* SHORT PROBLEM:
Count every line below in which "River" occurs, then give only the count.

* TASK MATERIAL:
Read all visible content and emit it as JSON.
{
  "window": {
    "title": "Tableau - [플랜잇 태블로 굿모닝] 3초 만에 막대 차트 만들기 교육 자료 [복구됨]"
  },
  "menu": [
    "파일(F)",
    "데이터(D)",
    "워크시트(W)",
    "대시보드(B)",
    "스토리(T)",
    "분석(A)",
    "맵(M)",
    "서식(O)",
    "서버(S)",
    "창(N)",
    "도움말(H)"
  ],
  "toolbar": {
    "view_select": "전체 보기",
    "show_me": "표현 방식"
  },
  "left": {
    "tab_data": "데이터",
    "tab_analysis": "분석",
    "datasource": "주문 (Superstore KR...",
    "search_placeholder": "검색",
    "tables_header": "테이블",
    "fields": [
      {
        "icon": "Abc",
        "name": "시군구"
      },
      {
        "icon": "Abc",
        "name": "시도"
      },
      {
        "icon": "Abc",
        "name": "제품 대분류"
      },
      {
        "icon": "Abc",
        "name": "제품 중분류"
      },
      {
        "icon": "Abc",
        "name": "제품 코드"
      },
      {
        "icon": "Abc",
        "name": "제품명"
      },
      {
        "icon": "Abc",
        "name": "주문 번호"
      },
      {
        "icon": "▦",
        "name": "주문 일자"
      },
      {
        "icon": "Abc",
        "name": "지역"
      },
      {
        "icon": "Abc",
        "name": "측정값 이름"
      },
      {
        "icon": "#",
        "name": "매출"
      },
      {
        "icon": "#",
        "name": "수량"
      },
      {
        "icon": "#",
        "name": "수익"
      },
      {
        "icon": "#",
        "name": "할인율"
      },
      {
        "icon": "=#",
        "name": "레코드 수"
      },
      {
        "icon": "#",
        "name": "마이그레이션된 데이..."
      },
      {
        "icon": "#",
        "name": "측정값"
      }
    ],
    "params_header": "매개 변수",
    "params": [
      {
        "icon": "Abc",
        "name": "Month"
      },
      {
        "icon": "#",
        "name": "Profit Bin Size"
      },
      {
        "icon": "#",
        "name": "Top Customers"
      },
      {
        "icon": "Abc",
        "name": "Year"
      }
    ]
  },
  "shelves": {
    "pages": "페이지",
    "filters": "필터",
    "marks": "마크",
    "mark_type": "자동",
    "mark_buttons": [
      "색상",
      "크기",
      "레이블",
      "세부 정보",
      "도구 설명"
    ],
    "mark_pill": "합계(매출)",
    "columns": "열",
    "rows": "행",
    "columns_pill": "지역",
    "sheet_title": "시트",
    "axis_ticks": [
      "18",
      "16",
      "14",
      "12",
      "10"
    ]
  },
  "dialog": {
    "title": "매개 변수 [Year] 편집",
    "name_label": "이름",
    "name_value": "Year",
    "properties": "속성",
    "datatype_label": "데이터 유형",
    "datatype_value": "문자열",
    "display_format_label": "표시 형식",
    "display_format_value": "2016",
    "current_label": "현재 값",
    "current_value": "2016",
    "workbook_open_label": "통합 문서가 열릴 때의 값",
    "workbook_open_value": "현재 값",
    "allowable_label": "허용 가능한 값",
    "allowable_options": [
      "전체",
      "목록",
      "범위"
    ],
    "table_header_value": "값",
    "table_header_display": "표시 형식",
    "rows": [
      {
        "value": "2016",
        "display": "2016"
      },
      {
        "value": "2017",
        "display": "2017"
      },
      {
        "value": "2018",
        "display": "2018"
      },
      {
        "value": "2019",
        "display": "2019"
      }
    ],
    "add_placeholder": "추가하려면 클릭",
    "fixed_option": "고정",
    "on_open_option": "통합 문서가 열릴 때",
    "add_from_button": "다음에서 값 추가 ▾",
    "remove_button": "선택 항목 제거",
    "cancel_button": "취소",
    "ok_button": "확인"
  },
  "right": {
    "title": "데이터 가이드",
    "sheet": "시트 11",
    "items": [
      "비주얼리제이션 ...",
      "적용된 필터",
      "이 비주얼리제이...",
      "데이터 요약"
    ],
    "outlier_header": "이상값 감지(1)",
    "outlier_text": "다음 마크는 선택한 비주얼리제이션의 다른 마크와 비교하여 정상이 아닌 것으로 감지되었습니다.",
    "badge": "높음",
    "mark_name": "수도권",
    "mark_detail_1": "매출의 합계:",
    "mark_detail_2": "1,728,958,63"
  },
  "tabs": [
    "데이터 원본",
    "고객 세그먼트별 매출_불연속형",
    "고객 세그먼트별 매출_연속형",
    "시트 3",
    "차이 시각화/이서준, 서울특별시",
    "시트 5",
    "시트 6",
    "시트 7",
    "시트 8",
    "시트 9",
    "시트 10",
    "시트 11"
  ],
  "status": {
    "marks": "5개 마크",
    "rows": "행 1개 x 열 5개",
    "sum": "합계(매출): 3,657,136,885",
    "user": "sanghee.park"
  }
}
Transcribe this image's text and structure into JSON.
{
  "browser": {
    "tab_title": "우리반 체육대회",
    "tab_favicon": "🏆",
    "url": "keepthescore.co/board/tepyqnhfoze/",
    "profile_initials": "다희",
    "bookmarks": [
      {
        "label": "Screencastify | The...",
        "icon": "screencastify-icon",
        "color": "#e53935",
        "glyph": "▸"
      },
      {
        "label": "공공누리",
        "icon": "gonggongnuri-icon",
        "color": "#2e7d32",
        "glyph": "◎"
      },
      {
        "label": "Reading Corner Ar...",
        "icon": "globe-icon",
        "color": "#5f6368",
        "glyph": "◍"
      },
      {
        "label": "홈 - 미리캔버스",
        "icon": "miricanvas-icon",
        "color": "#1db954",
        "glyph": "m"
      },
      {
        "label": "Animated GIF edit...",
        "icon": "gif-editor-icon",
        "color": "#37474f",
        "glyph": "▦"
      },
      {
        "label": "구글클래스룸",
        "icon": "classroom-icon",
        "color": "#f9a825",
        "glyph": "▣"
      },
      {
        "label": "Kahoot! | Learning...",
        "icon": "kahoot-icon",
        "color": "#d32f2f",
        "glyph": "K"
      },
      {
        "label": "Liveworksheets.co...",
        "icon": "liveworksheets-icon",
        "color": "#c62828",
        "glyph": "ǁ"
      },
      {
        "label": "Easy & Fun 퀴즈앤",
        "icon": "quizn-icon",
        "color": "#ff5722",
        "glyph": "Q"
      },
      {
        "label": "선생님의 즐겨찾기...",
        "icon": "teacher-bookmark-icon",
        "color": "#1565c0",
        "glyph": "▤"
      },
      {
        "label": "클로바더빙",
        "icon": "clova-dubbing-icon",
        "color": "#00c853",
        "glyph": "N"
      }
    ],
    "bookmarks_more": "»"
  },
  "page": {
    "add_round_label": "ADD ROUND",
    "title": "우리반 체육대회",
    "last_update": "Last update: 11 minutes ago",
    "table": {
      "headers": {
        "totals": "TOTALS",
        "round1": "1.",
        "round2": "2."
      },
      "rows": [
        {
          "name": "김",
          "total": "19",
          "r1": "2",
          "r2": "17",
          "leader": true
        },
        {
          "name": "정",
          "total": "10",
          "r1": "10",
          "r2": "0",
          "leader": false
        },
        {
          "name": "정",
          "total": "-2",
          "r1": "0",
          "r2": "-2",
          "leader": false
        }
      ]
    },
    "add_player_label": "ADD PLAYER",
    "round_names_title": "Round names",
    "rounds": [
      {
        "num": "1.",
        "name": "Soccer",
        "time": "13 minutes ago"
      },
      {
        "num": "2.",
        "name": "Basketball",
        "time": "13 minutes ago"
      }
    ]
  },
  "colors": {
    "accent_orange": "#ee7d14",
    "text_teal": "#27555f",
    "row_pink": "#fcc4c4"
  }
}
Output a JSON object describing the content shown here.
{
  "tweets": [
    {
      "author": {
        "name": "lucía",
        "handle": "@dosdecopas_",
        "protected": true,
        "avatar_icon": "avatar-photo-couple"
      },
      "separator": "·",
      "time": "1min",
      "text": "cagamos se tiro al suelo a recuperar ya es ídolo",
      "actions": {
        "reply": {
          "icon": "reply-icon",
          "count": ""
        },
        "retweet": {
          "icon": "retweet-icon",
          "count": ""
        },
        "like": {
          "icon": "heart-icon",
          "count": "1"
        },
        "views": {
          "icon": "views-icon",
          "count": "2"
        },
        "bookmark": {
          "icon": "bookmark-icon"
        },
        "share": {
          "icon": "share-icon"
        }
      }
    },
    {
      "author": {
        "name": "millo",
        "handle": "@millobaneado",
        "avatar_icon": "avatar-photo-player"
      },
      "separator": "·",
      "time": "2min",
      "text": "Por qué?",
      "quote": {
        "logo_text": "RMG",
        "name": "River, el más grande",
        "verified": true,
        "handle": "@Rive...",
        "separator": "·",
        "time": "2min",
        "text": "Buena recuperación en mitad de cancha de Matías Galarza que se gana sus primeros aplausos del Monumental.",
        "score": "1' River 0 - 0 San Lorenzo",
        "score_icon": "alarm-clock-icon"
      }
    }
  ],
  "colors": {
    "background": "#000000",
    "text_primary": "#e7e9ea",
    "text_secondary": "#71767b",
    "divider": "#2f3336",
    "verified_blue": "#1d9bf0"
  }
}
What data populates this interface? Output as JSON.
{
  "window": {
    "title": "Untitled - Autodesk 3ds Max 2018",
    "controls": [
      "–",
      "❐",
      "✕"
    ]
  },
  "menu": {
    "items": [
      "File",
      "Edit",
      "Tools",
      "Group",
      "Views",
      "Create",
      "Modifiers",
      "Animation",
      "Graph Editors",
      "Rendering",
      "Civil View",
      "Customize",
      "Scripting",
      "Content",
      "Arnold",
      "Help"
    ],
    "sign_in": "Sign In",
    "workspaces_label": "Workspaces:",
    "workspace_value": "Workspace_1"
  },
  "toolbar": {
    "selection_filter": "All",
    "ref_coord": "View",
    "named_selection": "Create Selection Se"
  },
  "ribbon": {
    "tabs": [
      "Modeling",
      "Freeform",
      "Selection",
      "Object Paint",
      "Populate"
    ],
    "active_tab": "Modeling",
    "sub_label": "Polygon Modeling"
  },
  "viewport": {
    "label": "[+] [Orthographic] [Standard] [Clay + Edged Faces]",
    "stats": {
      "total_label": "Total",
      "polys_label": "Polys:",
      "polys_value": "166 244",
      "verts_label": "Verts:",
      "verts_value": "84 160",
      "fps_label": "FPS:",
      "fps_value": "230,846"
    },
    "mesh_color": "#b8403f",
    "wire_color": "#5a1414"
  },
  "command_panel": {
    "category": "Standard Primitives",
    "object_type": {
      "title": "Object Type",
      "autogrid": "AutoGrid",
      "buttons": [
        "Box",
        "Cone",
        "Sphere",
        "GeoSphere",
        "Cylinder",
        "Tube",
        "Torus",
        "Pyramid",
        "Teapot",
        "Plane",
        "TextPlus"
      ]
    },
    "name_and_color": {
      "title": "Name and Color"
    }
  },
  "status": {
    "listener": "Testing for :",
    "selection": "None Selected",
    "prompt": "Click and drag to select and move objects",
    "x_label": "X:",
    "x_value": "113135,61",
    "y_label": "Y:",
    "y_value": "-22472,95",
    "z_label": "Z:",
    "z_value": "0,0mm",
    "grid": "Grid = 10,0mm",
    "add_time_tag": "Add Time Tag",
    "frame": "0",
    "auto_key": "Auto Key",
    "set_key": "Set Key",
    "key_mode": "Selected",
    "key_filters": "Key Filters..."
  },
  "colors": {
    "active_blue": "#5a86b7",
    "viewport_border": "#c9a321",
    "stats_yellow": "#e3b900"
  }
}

* EXERCISE ANSWER:
2